++++ Records for the task ++++

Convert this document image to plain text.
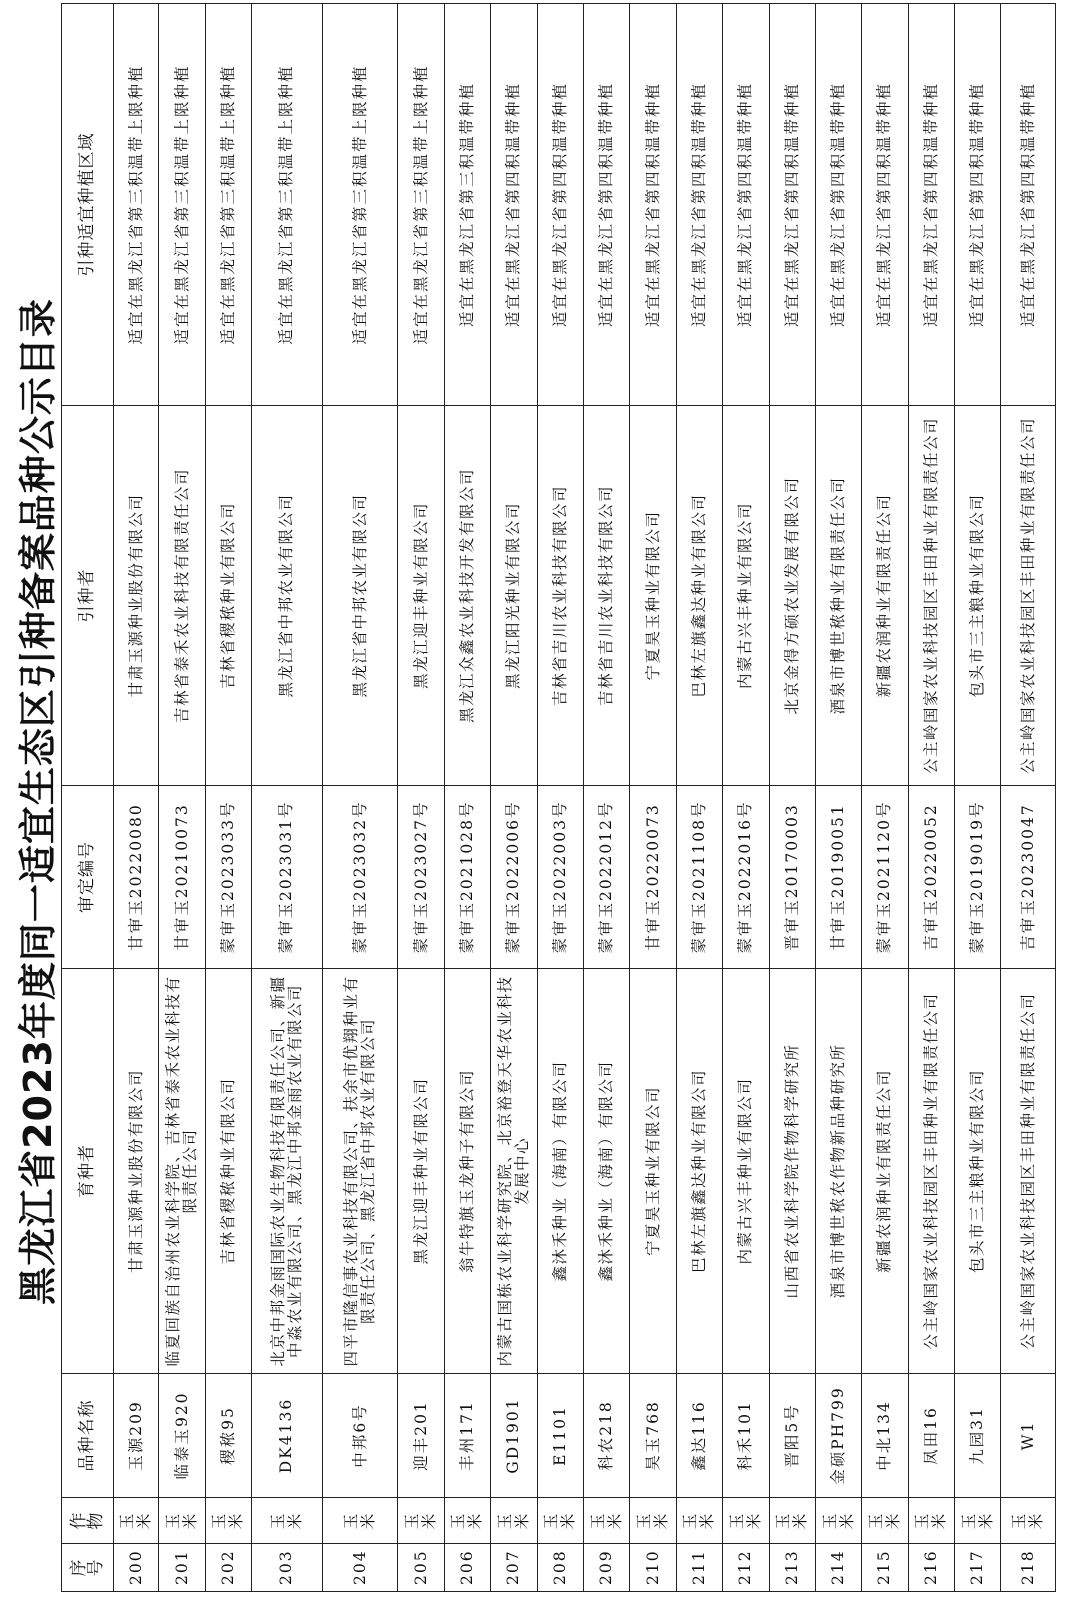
黑龙江省2023年度同一适宜生态区引种备案品种公示目录
序号	作物	品种名称	育种者	审定编号	引种者	引种适宜种植区域
200	玉米	玉源209	甘肃玉源种业股份有限公司	甘审玉20220080	甘肃玉源种业股份有限公司	适宜在黑龙江省第三积温带上限种植
201	玉米	临泰玉920	临夏回族自治州农业科学院、吉林省泰禾农业科技有限责任公司	甘审玉20210073	吉林省泰禾农业科技有限责任公司	适宜在黑龙江省第三积温带上限种植
202	玉米	稷秾95	吉林省稷秾种业有限公司	蒙审玉2023033号	吉林省稷秾种业有限公司	适宜在黑龙江省第三积温带上限种植
203	玉米	DK4136	北京中邦金雨国际农业生物科技有限责任公司、新疆中淼农业有限公司、黑龙江中邦金雨农业有限公司	蒙审玉2023031号	黑龙江省中邦农业有限公司	适宜在黑龙江省第三积温带上限种植
204	玉米	中邦6号	四平市隆信事农业科技有限公司、扶余市优翔种业有限责任公司、黑龙江省中邦农业有限公司	蒙审玉2023032号	黑龙江省中邦农业有限公司	适宜在黑龙江省第三积温带上限种植
205	玉米	迎丰201	黑龙江迎丰种业有限公司	蒙审玉2023027号	黑龙江迎丰种业有限公司	适宜在黑龙江省第三积温带上限种植
206	玉米	丰州171	翁牛特旗玉龙种子有限公司	蒙审玉2021028号	黑龙江众鑫农业科技开发有限公司	适宜在黑龙江省第三积温带种植
207	玉米	GD1901	内蒙古国栋农业科学研究院、北京裕登天华农业科技发展中心	蒙审玉2022006号	黑龙江阳光种业有限公司	适宜在黑龙江省第四积温带种植
208	玉米	E1101	鑫沐禾种业（海南）有限公司	蒙审玉2022003号	吉林省吉川农业科技有限公司	适宜在黑龙江省第四积温带种植
209	玉米	科农218	鑫沐禾种业（海南）有限公司	蒙审玉2022012号	吉林省吉川农业科技有限公司	适宜在黑龙江省第四积温带种植
210	玉米	昊玉768	宁夏昊玉种业有限公司	甘审玉20220073	宁夏昊玉种业有限公司	适宜在黑龙江省第四积温带种植
211	玉米	鑫达116	巴林左旗鑫达种业有限公司	蒙审玉2021108号	巴林左旗鑫达种业有限公司	适宜在黑龙江省第四积温带种植
212	玉米	科禾101	内蒙古兴丰种业有限公司	蒙审玉2022016号	内蒙古兴丰种业有限公司	适宜在黑龙江省第四积温带种植
213	玉米	晋阳5号	山西省农业科学院作物科学研究所	晋审玉20170003	北京金得方硕农业发展有限公司	适宜在黑龙江省第四积温带种植
214	玉米	金硕PH799	酒泉市博世秾农作物新品种研究所	甘审玉20190051	酒泉市博世秾种业有限责任公司	适宜在黑龙江省第四积温带种植
215	玉米	中北134	新疆农润种业有限责任公司	蒙审玉2021120号	新疆农润种业有限责任公司	适宜在黑龙江省第四积温带种植
216	玉米	凤田16	公主岭国家农业科技园区丰田种业有限责任公司	吉审玉20220052	公主岭国家农业科技园区丰田种业有限责任公司	适宜在黑龙江省第四积温带种植
217	玉米	九园31	包头市三主粮种业有限公司	蒙审玉2019019号	包头市三主粮种业有限公司	适宜在黑龙江省第四积温带种植
218	玉米	W1	公主岭国家农业科技园区丰田种业有限责任公司	吉审玉20230047	公主岭国家农业科技园区丰田种业有限责任公司	适宜在黑龙江省第四积温带种植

++++

**Task to complete**.
Each line in the entries above that includes the string "黑龙江省中邦农业有限公司" should be extracted.

**Expected answer**.
203	玉米	DK4136	北京中邦金雨国际农业生物科技有限责任公司、新疆中淼农业有限公司、黑龙江中邦金雨农业有限公司	蒙审玉2023031号	黑龙江省中邦农业有限公司	适宜在黑龙江省第三积温带上限种植
204	玉米	中邦6号	四平市隆信事农业科技有限公司、扶余市优翔种业有限责任公司、黑龙江省中邦农业有限公司	蒙审玉2023032号	黑龙江省中邦农业有限公司	适宜在黑龙江省第三积温带上限种植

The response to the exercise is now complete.